### Task brief
Your task is to transcribe the entries below exactly, beginning with the line containing "Transcribe this image's" and ending with the final line, and to add nothing else.

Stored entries
********************

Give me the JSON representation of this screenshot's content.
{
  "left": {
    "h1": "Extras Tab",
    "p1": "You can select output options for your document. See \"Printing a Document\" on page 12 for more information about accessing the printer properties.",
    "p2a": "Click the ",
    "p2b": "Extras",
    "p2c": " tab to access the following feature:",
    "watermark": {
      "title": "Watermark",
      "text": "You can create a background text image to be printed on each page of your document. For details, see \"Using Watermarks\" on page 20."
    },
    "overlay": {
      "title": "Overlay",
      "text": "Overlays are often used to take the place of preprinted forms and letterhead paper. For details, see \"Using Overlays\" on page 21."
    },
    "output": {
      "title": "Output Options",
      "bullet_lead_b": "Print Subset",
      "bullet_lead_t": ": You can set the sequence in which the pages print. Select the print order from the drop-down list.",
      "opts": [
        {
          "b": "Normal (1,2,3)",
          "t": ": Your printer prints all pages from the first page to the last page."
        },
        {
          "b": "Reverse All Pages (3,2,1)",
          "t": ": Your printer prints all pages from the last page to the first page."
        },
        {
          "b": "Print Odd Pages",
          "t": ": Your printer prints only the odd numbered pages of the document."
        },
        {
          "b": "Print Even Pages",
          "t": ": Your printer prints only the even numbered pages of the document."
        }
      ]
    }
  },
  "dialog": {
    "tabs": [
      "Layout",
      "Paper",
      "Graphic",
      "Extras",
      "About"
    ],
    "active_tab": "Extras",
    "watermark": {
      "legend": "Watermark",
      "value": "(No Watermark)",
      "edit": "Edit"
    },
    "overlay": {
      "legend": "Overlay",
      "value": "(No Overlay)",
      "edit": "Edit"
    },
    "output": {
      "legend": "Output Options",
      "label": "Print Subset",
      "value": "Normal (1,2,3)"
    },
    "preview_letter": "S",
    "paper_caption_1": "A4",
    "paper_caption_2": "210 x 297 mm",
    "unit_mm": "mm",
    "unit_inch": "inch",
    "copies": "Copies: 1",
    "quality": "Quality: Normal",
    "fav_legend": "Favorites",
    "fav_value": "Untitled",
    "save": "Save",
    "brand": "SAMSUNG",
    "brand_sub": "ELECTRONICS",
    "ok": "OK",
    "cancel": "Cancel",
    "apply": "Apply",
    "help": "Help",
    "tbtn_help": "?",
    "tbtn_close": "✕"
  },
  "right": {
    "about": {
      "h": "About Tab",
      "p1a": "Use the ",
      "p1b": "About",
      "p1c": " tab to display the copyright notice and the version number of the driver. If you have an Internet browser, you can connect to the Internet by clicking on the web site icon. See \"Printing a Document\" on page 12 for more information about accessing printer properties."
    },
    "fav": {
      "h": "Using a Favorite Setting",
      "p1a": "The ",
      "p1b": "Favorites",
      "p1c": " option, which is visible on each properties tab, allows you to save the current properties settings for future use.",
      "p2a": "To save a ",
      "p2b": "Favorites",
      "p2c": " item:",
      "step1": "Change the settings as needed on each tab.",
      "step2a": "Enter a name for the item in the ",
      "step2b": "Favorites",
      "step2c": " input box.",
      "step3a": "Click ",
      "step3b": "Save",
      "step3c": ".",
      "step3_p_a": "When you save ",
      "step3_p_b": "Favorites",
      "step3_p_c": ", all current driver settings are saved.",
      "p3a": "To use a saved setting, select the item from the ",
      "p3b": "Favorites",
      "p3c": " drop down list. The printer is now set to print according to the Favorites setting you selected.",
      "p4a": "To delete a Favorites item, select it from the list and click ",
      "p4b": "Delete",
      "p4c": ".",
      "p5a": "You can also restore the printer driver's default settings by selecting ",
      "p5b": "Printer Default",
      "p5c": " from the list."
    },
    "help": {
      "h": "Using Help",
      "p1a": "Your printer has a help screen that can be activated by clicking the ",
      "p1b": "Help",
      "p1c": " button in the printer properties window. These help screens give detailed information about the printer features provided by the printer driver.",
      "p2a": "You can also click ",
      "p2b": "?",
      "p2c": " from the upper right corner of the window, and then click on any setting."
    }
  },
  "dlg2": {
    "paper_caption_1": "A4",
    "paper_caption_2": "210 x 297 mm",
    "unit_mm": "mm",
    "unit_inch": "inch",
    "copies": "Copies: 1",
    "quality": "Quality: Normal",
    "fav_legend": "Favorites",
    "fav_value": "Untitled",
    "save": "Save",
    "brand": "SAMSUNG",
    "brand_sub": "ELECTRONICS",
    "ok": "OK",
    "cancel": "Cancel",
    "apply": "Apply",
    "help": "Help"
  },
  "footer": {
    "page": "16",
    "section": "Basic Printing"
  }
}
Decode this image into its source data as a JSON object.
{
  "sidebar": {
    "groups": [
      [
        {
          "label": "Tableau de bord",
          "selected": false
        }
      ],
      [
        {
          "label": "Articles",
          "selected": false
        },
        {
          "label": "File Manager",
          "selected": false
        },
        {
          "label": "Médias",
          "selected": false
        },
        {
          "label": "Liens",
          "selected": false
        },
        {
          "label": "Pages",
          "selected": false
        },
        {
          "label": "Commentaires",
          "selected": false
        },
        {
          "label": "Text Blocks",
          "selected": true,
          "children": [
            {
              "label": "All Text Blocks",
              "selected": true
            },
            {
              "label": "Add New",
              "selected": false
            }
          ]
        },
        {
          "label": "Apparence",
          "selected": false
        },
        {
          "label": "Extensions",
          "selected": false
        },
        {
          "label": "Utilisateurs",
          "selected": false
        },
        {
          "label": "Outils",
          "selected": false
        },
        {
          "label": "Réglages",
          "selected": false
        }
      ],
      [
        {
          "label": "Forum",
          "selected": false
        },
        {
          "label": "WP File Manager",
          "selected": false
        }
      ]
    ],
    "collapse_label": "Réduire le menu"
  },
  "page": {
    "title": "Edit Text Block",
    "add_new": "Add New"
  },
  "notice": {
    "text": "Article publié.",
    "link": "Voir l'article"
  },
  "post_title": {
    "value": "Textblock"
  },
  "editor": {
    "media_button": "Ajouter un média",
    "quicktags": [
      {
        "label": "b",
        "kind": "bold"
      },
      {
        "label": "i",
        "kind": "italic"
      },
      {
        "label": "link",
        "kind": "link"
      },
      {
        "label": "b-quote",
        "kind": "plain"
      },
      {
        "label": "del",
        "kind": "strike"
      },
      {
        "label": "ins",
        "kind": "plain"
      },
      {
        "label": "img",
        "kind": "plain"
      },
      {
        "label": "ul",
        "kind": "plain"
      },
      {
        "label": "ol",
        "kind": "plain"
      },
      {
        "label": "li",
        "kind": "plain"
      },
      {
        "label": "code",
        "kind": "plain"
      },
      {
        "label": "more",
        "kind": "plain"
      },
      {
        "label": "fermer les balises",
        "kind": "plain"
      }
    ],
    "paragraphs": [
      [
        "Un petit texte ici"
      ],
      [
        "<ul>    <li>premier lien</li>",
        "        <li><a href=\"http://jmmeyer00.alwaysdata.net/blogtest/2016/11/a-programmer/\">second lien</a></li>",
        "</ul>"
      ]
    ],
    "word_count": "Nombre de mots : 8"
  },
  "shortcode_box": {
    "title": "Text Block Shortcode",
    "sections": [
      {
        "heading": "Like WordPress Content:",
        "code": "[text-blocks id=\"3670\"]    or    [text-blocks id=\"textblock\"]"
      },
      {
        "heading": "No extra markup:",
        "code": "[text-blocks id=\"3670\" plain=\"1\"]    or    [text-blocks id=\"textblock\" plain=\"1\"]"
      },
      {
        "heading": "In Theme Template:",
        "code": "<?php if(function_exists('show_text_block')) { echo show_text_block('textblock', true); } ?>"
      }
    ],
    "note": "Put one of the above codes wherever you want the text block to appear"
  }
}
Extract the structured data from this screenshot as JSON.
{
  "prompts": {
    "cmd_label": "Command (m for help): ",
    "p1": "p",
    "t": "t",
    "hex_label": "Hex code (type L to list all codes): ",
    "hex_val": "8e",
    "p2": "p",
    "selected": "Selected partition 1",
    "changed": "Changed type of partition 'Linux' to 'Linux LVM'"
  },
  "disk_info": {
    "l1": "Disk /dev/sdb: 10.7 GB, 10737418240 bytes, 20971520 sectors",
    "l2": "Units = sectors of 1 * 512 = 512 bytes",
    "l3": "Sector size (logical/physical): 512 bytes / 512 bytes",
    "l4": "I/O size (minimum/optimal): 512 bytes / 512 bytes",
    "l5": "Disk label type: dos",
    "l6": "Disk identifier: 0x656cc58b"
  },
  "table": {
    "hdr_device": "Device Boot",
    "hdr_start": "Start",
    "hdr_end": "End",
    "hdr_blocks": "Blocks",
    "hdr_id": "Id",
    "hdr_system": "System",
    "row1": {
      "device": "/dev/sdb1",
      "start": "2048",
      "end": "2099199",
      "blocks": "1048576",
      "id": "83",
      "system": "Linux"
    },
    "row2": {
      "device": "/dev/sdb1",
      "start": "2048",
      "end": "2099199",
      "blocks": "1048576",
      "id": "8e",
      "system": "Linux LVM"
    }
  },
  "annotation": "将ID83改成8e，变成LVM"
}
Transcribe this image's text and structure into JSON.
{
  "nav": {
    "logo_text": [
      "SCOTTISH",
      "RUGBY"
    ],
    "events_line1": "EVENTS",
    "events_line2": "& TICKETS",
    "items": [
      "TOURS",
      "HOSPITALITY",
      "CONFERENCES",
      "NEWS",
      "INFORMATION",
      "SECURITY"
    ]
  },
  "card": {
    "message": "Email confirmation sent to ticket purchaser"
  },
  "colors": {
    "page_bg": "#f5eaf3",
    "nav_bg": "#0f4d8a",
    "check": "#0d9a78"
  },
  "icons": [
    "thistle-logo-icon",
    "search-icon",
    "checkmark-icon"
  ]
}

********************

### Output
Transcribe this image's text and structure into JSON.
{
  "nav": {
    "logo_text": [
      "SCOTTISH",
      "RUGBY"
    ],
    "events_line1": "EVENTS",
    "events_line2": "& TICKETS",
    "items": [
      "TOURS",
      "HOSPITALITY",
      "CONFERENCES",
      "NEWS",
      "INFORMATION",
      "SECURITY"
    ]
  },
  "card": {
    "message": "Email confirmation sent to ticket purchaser"
  },
  "colors": {
    "page_bg": "#f5eaf3",
    "nav_bg": "#0f4d8a",
    "check": "#0d9a78"
  },
  "icons": [
    "thistle-logo-icon",
    "search-icon",
    "checkmark-icon"
  ]
}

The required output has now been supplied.